#### INPUT DATA
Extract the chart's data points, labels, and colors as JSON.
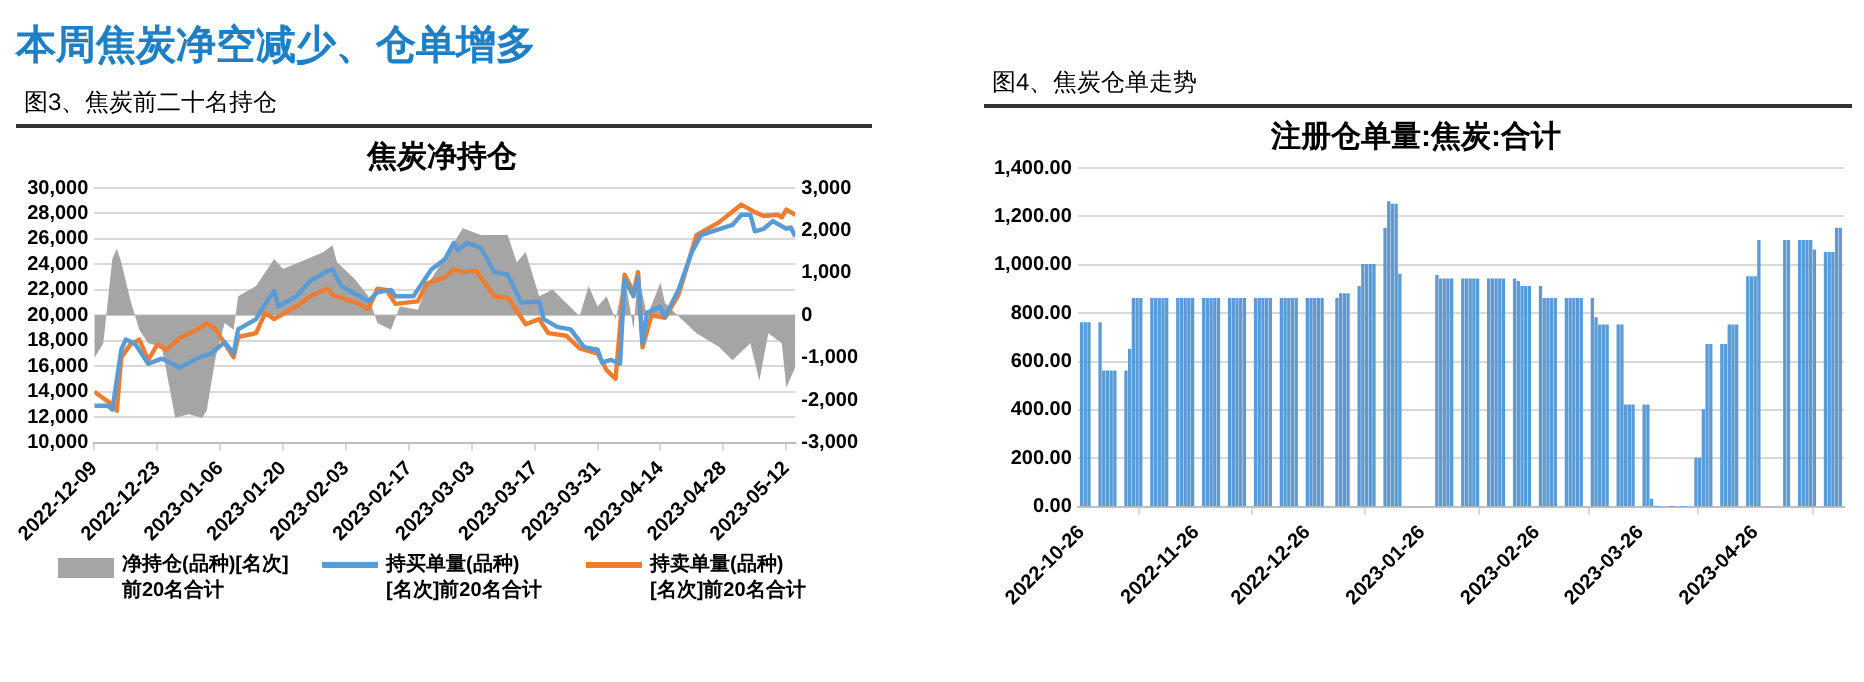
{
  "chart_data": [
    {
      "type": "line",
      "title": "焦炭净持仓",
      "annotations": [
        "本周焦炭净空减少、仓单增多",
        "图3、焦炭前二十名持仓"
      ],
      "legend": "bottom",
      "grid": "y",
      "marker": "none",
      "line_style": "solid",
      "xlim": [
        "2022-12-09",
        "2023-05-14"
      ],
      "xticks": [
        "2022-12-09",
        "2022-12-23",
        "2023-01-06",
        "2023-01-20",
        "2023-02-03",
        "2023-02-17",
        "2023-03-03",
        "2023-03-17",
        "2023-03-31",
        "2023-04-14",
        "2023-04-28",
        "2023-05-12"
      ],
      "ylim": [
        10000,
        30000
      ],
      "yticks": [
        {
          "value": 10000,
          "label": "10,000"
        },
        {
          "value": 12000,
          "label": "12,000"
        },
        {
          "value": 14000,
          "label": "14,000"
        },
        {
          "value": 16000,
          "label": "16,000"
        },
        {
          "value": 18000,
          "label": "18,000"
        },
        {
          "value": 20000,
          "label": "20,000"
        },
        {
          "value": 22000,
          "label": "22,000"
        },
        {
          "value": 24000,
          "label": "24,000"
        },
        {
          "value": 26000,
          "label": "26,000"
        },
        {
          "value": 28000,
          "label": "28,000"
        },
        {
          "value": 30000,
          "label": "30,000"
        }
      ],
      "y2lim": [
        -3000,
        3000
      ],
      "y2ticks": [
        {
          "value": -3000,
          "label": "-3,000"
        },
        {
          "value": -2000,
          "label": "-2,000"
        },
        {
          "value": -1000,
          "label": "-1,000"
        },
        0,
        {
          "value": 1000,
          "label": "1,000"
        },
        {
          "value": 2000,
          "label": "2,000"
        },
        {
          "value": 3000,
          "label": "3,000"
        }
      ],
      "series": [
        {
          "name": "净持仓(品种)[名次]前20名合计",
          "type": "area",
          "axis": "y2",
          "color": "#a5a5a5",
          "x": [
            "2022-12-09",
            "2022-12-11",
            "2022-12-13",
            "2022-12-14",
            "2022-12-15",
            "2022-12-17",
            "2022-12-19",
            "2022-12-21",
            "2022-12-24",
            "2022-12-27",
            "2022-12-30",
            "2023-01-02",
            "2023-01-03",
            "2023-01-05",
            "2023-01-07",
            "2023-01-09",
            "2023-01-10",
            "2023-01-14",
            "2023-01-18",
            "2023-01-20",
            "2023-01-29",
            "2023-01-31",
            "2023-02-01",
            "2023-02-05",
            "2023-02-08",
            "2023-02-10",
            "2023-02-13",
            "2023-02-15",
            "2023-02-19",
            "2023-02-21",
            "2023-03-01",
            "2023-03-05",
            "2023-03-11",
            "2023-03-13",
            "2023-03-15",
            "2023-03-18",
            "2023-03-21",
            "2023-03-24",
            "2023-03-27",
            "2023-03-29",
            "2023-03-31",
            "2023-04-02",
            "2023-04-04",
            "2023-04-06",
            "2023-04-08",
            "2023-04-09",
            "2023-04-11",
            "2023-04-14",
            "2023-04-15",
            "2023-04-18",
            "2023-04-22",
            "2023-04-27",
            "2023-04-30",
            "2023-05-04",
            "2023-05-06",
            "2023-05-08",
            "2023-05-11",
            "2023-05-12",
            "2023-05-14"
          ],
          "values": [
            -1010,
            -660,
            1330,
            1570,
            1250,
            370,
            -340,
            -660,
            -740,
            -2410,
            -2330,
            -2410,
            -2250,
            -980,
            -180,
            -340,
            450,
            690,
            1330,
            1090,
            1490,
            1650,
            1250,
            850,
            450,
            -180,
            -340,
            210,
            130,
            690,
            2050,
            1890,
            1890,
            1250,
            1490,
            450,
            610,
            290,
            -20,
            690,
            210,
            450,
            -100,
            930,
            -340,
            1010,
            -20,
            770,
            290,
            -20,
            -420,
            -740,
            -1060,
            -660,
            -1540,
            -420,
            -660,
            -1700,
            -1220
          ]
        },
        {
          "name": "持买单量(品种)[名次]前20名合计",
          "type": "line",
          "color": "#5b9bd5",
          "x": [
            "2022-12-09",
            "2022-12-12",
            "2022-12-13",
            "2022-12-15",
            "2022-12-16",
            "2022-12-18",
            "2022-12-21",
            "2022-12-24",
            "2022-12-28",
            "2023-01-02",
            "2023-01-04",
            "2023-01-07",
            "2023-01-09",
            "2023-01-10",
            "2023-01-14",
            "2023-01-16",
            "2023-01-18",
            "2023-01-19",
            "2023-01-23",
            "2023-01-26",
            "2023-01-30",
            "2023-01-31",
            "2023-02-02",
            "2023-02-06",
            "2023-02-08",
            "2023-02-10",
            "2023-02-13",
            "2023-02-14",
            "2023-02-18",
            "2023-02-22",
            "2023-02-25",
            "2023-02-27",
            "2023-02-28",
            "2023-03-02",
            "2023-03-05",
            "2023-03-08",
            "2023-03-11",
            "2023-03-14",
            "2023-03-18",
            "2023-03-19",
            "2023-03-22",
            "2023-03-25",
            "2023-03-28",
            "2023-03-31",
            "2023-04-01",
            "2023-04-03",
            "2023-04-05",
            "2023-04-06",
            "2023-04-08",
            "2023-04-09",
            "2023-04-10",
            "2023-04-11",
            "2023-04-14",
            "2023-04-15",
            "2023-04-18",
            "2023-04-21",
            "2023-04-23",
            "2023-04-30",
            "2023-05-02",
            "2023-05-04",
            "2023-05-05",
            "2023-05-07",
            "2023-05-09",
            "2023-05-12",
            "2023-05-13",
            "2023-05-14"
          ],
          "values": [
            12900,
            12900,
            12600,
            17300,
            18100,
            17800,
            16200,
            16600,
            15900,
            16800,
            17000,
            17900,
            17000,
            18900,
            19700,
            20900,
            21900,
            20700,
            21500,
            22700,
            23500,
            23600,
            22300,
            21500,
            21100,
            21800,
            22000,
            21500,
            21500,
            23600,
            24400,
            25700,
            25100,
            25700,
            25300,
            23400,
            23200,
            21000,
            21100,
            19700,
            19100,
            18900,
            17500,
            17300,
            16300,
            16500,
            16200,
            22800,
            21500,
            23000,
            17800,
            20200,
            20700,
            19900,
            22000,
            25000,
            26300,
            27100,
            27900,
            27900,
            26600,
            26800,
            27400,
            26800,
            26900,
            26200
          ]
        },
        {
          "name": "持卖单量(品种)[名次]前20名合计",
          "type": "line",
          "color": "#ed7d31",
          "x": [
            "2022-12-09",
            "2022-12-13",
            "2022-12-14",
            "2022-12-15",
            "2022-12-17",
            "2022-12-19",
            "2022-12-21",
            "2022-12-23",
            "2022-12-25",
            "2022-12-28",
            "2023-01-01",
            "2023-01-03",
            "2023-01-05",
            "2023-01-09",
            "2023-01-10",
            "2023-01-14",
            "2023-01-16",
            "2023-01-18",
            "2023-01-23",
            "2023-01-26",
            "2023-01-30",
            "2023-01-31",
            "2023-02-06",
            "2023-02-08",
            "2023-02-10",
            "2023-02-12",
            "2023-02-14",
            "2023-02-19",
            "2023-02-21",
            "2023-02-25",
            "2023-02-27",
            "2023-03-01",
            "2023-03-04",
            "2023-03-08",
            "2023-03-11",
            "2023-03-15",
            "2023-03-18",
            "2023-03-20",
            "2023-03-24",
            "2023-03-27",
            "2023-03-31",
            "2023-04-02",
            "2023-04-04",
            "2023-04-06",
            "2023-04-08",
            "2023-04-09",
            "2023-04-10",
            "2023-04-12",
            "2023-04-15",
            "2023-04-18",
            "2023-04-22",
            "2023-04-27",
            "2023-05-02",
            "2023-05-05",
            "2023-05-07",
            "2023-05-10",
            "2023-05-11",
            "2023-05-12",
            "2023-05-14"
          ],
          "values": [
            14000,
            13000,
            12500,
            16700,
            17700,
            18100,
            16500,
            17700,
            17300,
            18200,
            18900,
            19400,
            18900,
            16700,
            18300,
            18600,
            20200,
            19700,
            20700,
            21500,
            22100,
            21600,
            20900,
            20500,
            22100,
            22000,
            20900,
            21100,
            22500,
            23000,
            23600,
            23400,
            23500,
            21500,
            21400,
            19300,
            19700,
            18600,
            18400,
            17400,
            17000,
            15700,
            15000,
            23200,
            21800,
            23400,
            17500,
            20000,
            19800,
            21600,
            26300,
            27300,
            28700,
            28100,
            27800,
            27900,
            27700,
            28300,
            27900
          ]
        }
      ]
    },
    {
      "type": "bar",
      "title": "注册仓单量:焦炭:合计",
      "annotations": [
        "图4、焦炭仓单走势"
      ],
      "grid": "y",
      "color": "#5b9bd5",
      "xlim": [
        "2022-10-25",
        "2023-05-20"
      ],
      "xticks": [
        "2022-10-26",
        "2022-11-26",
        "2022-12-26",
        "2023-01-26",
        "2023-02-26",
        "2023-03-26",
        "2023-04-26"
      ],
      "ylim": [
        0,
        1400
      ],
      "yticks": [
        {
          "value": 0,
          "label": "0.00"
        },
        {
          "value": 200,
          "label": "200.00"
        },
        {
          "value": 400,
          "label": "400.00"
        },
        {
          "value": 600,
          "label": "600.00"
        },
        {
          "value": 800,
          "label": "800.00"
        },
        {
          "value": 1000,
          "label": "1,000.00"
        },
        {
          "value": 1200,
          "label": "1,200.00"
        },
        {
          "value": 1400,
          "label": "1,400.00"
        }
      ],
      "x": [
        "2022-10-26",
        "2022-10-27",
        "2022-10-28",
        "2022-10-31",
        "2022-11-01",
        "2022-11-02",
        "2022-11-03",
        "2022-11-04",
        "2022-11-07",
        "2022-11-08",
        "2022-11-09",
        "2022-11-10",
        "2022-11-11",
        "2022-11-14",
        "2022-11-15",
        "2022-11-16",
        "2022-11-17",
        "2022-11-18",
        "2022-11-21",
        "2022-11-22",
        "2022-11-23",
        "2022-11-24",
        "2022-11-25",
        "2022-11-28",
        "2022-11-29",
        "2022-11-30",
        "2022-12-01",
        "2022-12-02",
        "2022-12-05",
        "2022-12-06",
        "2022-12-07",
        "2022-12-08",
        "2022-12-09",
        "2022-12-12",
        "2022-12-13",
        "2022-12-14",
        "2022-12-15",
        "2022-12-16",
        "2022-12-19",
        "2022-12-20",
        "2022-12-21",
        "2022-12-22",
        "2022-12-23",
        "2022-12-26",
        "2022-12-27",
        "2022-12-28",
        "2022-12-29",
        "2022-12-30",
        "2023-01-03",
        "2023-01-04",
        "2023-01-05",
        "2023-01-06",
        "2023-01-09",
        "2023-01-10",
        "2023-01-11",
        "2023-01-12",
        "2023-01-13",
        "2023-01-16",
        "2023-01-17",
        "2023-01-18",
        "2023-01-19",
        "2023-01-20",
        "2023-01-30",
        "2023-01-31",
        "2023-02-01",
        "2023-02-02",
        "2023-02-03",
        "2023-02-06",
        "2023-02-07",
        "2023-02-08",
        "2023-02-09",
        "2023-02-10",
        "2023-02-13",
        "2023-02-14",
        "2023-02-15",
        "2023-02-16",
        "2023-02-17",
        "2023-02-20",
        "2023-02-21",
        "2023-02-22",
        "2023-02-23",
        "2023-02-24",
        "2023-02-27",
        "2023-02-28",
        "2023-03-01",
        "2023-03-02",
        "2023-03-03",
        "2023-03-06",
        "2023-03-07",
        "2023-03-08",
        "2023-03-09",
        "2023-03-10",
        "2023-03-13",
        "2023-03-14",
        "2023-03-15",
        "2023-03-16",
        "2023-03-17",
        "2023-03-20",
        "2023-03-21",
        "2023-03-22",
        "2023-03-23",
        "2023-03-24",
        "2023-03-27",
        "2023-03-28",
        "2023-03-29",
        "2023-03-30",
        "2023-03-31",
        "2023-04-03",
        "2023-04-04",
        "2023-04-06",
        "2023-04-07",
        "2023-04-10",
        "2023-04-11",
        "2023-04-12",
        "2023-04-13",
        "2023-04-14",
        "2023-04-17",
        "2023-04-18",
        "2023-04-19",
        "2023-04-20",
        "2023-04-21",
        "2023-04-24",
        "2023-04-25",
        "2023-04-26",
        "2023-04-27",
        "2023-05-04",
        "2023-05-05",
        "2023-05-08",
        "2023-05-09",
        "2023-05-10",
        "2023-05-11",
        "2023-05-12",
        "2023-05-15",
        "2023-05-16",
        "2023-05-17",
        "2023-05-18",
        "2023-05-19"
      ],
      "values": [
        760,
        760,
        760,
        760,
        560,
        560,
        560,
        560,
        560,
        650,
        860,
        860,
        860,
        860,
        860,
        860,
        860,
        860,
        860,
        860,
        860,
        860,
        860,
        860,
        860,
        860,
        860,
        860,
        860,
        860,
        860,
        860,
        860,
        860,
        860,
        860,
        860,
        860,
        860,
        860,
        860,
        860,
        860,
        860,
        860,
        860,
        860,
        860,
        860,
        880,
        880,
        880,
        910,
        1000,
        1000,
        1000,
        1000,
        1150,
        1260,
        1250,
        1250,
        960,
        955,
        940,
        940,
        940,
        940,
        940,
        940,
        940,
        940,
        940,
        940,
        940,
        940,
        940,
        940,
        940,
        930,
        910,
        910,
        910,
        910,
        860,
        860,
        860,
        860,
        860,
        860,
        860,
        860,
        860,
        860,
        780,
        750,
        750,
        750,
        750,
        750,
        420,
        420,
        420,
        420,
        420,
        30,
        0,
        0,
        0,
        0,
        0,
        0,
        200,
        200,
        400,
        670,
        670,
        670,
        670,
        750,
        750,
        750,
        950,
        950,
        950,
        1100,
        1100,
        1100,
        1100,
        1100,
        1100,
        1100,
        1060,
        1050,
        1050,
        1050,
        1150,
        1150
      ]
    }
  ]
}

#### DIRECTIONS FOR THIS TASK
Extract every line of the records above that contains the word "type".

#### TASK ANSWER
      "type": "line",
          "type": "area",
          "type": "line",
          "type": "line",
      "type": "bar",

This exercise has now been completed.